In practice, it works like this:
add = ->(x){ ->(y) { x + y } }
double = ->(x){ x * 2 }
add_to_double = S.(add).(double)
add_to_double.(4)
=> 12
Okay, let’s try to show how combinators can actually do something a little more interesting. To do that, we need a couple other combinators: B and Phi.
B is also called the composition combinator: it just composes two functions:
B = S.(K.(S)).(K)
Or, in a more lambda-calculus style so we can see how what it does a little easier:
B = ->(x){ ->(y){ ->(z) { x.(y.(z)) } } }
In even simpler mathematical terms, if you have a function f and a function g, and you compose them (sometimes the . is used as the composition operator) then:
(f . g) x = f(g(x))
That’s it: that’s all there is to composition. Not quite the same as S, this would work like this:
add_one = ->(x){ x + 1 }
double = ->(x){ x * 2 }
double_and_add_one = B.(add_one).(double)
double_and_add_one.(5)
=> 11
The Phi combinator is:
# in terms of other combinators:
Phi = B.(B.(S)).(B)

**Data extract**
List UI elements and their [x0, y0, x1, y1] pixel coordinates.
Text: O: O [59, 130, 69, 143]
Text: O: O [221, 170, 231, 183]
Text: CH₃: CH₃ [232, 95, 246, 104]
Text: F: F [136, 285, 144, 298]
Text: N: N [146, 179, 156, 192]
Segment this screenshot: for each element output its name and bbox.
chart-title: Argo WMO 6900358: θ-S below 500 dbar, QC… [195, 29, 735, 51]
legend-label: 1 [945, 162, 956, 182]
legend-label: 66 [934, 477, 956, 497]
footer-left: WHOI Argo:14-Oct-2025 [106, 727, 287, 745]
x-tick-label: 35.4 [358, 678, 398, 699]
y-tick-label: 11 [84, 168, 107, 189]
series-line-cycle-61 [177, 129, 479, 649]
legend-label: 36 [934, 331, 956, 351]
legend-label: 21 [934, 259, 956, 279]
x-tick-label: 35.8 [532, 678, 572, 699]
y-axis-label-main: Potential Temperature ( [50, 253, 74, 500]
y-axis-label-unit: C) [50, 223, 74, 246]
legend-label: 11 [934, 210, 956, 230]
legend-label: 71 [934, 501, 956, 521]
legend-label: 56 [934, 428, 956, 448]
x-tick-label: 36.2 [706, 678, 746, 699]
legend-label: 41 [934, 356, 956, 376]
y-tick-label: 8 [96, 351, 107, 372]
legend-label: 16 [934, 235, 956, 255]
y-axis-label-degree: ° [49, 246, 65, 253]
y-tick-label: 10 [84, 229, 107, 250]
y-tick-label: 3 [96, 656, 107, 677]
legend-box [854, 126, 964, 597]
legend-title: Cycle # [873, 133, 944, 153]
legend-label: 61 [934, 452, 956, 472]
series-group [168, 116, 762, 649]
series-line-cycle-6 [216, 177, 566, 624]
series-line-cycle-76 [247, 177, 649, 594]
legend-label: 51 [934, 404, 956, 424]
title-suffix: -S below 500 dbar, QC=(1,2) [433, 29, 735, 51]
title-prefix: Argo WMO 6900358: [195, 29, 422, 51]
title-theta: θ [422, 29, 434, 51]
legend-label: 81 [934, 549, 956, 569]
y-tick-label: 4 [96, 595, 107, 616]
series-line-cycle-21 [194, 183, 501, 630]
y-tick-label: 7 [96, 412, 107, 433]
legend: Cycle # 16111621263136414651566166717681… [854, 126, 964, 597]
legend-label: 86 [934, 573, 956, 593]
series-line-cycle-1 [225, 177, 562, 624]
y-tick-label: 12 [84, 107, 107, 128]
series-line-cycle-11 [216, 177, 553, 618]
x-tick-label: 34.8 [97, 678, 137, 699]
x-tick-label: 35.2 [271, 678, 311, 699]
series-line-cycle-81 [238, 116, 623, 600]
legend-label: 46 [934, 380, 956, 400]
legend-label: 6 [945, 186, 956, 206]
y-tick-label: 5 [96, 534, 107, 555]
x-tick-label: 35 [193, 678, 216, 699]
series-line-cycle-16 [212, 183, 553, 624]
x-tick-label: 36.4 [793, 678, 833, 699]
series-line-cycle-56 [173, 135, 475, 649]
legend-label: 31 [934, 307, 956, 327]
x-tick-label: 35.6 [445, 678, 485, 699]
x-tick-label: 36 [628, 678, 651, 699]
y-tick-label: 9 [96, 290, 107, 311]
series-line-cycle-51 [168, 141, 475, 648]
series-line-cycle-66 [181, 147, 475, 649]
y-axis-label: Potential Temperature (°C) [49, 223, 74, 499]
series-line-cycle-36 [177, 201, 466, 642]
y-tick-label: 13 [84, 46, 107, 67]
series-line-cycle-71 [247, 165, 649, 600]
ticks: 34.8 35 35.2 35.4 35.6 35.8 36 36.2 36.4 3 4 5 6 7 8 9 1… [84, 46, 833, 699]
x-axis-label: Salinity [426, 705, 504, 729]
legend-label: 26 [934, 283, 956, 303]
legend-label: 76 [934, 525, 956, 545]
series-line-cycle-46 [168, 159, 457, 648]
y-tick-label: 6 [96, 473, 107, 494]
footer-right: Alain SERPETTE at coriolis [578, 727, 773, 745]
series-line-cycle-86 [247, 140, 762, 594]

**Questions**
(a) In the combinators excerpt, what is B also called?
(b) Copy the combinators excerpt from the line that has "That’s it: that’s" up to and including "double_and_add_one.(5)", swapping every "composition" for "chaining".

**Responses by item number**
(a) The composition combinator.

(b)
That’s it: that’s all there is to chaining. Not quite the same as S, this would work like this:
add_one = ->(x){ x + 1 }
double = ->(x){ x * 2 }
double_and_add_one = B.(add_one).(double)
double_and_add_one.(5)